### [Activity]
From the material below, copy every line in which the word "weer" occurs.

Data in this exercise: Begin

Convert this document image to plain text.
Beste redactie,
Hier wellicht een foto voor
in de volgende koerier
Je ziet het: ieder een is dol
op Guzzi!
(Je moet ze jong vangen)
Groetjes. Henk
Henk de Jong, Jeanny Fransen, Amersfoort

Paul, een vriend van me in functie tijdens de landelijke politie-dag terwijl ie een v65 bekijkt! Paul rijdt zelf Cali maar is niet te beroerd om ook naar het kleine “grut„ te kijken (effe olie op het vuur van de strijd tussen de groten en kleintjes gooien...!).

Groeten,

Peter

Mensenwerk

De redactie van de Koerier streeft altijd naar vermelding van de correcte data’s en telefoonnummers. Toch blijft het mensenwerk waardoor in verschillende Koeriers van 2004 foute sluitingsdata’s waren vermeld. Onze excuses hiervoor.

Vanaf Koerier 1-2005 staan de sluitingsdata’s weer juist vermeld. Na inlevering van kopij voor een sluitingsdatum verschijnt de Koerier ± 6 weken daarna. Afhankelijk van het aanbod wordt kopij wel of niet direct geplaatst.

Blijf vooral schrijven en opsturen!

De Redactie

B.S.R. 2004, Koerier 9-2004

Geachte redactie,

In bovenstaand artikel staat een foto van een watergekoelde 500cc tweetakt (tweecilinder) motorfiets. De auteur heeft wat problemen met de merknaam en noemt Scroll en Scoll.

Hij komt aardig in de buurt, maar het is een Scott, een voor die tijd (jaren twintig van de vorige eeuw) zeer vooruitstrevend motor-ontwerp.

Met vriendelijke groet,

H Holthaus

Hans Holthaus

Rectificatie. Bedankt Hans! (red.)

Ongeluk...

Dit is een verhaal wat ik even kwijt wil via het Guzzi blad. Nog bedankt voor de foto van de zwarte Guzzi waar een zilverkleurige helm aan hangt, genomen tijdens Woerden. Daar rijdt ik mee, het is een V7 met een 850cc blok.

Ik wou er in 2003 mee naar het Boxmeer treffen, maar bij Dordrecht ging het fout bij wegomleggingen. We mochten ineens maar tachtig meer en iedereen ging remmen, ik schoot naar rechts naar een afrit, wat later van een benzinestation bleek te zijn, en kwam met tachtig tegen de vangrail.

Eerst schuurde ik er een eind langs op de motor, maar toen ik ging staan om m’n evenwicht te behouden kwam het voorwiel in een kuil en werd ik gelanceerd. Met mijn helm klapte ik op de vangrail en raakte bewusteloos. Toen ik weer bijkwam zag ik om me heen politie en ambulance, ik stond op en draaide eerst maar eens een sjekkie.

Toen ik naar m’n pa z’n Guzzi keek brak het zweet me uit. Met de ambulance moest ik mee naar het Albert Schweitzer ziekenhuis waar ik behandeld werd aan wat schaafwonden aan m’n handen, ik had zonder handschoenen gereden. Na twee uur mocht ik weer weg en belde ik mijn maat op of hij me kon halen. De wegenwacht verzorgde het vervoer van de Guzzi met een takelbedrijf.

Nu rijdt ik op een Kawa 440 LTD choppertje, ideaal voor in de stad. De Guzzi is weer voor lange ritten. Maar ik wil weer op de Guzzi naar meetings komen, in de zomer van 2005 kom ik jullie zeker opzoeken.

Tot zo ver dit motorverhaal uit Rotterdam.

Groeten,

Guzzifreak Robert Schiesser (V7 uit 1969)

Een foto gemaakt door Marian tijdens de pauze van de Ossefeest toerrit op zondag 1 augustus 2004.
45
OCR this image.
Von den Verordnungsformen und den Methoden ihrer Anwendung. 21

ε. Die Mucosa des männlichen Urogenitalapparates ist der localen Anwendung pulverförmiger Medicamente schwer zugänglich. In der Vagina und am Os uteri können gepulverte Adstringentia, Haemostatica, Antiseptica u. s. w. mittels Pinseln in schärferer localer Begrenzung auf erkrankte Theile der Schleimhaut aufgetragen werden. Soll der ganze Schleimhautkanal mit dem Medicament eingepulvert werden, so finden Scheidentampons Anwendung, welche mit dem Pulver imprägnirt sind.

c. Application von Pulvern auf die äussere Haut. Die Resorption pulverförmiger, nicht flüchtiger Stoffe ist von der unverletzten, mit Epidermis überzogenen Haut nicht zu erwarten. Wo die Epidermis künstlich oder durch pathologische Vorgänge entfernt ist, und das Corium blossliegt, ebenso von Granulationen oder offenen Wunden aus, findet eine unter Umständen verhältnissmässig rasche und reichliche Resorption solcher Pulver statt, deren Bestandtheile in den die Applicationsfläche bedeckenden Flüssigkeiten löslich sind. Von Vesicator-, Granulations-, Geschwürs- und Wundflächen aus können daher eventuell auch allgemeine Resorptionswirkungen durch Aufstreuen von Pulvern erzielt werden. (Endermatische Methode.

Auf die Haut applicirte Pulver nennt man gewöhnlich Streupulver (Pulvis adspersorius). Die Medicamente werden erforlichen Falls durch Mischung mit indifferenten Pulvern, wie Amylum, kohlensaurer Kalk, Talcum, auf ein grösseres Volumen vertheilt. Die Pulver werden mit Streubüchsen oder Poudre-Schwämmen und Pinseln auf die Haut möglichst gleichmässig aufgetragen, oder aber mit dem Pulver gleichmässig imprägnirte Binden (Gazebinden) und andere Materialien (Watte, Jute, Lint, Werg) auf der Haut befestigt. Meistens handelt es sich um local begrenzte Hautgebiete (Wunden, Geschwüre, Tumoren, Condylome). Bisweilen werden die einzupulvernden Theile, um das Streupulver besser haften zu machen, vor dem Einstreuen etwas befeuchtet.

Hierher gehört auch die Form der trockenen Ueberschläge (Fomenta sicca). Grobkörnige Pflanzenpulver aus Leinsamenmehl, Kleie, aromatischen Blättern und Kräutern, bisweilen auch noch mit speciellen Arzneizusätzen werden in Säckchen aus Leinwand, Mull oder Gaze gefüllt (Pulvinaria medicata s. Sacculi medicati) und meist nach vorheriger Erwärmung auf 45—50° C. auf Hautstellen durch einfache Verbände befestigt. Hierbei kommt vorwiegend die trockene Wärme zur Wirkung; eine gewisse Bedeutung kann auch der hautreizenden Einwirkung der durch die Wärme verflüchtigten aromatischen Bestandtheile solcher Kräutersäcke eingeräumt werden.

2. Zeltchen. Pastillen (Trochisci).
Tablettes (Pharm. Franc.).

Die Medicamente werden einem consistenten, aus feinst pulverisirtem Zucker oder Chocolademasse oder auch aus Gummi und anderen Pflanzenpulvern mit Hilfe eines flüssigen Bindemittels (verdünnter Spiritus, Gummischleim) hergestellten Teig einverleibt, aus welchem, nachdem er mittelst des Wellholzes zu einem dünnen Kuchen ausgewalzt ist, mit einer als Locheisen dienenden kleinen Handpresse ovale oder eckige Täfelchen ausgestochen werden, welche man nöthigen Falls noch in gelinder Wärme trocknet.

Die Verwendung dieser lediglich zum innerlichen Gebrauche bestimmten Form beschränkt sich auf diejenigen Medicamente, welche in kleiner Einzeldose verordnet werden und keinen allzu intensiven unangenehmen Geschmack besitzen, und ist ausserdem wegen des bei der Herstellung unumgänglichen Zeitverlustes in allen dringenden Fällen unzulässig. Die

Data in this exercise: End

### [Solved problem]
Vanaf Koerier 1-2005 staan de sluitingsdata’s weer juist vermeld. Na inlevering van kopij voor een sluitingsdatum verschijnt de Koerier ± 6 weken daarna. Afhankelijk van het aanbod wordt kopij wel of niet direct geplaatst.
Eerst schuurde ik er een eind langs op de motor, maar toen ik ging staan om m’n evenwicht te behouden kwam het voorwiel in een kuil en werd ik gelanceerd. Met mijn helm klapte ik op de vangrail en raakte bewusteloos. Toen ik weer bijkwam zag ik om me heen politie en ambulance, ik stond op en draaide eerst maar eens een sjekkie.
Toen ik naar m’n pa z’n Guzzi keek brak het zweet me uit. Met de ambulance moest ik mee naar het Albert Schweitzer ziekenhuis waar ik behandeld werd aan wat schaafwonden aan m’n handen, ik had zonder handschoenen gereden. Na twee uur mocht ik weer weg en belde ik mijn maat op of hij me kon halen. De wegenwacht verzorgde het vervoer van de Guzzi met een takelbedrijf.
Nu rijdt ik op een Kawa 440 LTD choppertje, ideaal voor in de stad. De Guzzi is weer voor lange ritten. Maar ik wil weer op de Guzzi naar meetings komen, in de zomer van 2005 kom ik jullie zeker opzoeken.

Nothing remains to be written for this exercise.